[Start Available data]

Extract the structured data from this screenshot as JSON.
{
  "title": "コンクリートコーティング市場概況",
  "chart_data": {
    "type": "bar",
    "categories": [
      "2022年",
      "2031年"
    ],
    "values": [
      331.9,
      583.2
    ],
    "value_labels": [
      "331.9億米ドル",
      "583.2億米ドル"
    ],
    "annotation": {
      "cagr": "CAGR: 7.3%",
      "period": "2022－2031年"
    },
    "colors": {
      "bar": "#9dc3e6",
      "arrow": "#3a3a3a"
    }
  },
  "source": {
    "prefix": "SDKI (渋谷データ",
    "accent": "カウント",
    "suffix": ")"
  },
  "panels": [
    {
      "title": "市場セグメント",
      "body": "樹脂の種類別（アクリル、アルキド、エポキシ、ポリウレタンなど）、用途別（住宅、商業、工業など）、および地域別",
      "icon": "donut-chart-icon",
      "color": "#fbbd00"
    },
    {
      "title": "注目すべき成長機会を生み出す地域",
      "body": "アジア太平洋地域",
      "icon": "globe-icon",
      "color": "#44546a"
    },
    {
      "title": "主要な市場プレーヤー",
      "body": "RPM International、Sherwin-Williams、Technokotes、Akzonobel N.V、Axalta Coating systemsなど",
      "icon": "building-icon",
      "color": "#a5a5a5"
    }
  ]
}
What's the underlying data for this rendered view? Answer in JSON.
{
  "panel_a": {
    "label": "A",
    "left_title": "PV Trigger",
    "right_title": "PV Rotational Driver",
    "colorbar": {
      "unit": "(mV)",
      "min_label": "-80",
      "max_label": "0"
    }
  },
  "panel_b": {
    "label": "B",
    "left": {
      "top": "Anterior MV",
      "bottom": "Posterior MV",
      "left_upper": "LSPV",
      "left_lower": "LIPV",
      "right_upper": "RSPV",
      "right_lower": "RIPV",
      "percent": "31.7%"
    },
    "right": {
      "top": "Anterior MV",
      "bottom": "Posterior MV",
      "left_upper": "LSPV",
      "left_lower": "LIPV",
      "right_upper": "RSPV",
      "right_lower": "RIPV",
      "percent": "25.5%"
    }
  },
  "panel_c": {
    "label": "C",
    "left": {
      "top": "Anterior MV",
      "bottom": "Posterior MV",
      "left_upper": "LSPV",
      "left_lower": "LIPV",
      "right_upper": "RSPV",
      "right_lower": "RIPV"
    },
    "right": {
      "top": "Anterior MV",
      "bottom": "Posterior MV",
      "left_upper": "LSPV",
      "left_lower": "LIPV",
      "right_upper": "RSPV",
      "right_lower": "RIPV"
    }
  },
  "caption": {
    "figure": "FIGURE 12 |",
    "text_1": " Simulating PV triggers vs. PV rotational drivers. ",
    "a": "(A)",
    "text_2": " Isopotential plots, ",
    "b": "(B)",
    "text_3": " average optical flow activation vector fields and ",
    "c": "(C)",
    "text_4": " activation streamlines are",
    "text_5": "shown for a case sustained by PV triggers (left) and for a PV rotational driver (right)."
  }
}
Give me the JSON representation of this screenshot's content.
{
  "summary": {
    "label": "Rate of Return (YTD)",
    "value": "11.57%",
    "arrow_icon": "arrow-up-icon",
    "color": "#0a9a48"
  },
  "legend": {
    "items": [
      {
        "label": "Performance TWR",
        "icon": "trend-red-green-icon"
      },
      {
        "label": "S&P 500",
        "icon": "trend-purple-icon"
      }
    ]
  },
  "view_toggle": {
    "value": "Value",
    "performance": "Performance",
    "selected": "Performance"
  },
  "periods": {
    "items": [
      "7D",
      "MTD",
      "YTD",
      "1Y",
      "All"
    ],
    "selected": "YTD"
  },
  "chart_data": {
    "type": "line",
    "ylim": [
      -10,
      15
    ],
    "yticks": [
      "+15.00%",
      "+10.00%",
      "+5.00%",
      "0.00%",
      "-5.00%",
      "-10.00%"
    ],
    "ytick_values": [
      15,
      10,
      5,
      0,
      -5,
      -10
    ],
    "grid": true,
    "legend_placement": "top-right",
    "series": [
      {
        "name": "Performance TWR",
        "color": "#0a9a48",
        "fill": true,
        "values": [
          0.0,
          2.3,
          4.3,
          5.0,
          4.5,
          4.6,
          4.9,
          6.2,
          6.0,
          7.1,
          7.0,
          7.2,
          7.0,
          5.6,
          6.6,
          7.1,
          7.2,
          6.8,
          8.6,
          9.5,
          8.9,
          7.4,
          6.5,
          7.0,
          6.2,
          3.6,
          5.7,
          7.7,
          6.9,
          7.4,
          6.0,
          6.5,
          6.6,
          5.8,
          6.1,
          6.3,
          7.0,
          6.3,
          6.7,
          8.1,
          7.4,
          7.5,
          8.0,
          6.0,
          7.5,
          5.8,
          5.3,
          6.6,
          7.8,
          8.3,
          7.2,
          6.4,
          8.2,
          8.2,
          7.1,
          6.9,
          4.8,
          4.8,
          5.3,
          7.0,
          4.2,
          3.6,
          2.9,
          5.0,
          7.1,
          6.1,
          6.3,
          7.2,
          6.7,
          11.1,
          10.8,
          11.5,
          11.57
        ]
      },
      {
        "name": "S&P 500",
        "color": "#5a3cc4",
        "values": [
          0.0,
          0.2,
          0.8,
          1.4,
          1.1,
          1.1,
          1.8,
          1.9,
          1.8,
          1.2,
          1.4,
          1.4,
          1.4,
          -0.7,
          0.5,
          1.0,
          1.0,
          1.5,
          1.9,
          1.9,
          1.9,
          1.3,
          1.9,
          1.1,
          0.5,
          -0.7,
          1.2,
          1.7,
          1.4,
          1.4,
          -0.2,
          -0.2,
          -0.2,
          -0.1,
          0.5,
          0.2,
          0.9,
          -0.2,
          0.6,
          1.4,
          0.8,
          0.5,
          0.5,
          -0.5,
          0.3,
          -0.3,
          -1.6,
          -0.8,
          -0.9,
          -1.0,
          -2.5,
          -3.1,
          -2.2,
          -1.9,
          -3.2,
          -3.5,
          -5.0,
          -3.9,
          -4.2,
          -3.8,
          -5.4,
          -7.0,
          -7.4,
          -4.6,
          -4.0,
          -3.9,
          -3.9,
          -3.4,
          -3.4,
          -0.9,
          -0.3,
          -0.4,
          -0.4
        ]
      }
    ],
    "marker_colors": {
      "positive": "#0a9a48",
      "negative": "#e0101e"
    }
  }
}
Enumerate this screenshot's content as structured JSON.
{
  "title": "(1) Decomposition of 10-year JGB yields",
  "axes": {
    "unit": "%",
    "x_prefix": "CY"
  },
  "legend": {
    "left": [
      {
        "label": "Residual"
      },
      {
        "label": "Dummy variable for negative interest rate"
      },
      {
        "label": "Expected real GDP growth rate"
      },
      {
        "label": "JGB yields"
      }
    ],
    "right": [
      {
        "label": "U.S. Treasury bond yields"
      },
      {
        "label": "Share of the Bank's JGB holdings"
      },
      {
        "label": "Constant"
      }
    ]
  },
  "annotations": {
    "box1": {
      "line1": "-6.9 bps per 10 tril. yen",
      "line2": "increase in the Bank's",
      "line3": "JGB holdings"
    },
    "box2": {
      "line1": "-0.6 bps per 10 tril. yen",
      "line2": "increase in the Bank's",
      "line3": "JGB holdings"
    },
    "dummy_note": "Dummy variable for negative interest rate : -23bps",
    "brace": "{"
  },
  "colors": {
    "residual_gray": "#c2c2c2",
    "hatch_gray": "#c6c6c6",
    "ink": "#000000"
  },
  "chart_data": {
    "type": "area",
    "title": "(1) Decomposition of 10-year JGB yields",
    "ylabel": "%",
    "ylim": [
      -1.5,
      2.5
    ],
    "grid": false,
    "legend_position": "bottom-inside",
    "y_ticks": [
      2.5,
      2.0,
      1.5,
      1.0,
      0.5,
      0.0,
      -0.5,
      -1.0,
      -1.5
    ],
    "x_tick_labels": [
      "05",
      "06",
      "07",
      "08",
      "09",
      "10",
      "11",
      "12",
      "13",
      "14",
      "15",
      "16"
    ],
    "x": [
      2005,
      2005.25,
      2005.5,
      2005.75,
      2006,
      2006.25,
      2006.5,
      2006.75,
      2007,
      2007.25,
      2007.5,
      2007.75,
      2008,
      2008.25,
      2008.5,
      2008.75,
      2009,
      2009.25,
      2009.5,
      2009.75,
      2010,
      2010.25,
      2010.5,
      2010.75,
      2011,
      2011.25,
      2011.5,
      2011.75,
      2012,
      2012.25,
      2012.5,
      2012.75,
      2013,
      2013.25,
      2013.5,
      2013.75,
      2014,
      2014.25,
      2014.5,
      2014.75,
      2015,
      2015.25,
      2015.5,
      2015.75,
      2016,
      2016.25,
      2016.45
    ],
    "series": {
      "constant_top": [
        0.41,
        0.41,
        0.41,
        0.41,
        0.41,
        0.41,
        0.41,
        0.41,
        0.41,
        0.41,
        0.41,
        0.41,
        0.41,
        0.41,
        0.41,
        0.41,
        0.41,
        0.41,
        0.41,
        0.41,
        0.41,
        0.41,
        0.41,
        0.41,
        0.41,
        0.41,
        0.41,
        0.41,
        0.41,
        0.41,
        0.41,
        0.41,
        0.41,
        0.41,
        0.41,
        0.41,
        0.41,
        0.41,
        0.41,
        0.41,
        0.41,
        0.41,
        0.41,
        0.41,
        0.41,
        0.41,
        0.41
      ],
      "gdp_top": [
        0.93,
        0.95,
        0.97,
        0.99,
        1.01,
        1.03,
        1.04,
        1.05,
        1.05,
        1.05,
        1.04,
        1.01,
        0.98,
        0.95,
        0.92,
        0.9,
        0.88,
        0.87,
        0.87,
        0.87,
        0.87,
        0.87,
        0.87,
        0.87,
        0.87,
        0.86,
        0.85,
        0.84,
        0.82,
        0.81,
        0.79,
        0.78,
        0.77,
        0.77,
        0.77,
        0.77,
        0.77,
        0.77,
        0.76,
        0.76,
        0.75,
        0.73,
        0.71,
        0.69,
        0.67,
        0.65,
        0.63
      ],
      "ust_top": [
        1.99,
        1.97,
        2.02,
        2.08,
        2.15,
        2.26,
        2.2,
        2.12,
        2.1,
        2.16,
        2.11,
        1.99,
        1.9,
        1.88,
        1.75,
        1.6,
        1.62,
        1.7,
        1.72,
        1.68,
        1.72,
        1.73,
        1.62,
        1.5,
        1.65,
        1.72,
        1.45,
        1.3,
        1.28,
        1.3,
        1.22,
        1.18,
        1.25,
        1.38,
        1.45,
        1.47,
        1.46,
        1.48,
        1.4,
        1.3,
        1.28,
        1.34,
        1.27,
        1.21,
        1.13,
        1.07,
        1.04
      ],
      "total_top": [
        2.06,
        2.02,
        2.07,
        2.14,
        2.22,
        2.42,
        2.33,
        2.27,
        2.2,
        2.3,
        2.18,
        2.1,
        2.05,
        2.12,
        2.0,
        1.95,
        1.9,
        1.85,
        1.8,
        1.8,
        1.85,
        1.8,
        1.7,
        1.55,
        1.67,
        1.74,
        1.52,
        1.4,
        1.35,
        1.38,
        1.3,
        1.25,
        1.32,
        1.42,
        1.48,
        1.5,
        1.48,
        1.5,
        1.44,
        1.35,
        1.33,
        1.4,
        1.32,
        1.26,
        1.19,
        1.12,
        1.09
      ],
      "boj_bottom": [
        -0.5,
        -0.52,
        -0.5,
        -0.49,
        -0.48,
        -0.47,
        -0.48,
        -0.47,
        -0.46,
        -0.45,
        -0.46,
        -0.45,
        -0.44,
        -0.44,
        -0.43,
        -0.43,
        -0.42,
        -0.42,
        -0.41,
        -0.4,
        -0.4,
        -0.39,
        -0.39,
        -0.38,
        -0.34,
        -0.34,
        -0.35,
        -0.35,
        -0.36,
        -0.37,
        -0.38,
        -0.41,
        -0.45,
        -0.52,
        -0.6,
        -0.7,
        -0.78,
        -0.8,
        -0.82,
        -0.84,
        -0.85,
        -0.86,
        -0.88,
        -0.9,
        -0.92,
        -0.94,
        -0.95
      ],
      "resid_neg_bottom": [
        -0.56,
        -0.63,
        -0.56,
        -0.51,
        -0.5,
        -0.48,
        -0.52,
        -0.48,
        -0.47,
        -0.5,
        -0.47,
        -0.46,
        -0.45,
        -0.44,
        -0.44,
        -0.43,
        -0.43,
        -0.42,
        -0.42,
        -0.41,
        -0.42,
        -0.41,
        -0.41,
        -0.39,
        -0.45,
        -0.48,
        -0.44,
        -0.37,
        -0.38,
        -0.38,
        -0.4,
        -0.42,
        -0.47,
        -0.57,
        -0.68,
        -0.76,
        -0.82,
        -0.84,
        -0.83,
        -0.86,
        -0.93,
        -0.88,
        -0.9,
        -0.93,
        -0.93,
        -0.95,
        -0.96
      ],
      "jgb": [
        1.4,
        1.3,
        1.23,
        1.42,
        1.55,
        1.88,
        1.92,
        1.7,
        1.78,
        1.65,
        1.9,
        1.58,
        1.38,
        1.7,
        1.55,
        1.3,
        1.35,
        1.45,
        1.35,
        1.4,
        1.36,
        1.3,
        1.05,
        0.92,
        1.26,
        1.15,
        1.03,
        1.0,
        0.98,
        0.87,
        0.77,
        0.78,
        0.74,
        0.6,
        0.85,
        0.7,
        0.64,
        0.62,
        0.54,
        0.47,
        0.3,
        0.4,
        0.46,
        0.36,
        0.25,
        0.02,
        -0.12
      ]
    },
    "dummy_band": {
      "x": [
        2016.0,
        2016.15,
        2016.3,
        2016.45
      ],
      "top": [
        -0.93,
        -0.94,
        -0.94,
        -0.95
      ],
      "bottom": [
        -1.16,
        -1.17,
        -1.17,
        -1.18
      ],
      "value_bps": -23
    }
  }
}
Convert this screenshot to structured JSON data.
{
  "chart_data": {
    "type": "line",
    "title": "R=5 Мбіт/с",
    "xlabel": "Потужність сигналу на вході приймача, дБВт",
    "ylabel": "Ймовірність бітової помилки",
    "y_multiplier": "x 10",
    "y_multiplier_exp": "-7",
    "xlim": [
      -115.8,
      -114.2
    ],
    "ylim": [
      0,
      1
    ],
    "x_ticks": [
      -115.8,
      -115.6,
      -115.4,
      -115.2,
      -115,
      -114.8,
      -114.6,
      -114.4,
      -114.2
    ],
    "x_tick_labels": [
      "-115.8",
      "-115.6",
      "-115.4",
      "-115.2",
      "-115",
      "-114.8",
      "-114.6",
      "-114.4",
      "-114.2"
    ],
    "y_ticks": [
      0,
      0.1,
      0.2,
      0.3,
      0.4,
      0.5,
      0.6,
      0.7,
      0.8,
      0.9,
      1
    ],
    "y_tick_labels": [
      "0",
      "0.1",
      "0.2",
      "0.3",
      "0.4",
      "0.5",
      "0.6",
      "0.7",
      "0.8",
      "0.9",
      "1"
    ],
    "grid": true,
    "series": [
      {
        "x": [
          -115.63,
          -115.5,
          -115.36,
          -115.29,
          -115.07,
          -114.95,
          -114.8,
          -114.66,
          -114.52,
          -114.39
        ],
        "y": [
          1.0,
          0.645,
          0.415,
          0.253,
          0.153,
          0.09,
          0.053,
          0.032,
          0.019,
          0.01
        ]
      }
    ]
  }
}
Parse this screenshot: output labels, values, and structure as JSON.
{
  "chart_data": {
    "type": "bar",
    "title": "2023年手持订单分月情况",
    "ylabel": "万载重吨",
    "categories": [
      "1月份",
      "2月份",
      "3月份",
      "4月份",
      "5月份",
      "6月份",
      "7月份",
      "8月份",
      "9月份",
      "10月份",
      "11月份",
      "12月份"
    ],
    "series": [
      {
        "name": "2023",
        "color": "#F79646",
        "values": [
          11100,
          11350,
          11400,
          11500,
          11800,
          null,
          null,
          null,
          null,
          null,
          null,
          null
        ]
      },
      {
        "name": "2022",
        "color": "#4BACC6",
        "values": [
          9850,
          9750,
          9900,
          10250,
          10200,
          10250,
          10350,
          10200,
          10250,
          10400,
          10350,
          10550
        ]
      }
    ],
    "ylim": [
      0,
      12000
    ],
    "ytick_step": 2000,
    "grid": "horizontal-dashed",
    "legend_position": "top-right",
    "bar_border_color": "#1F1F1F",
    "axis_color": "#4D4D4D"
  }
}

[End Available data]

What you are asked to do:
Count how many lines above carry the word "yields". Only the number is required.

Solution to this task:
4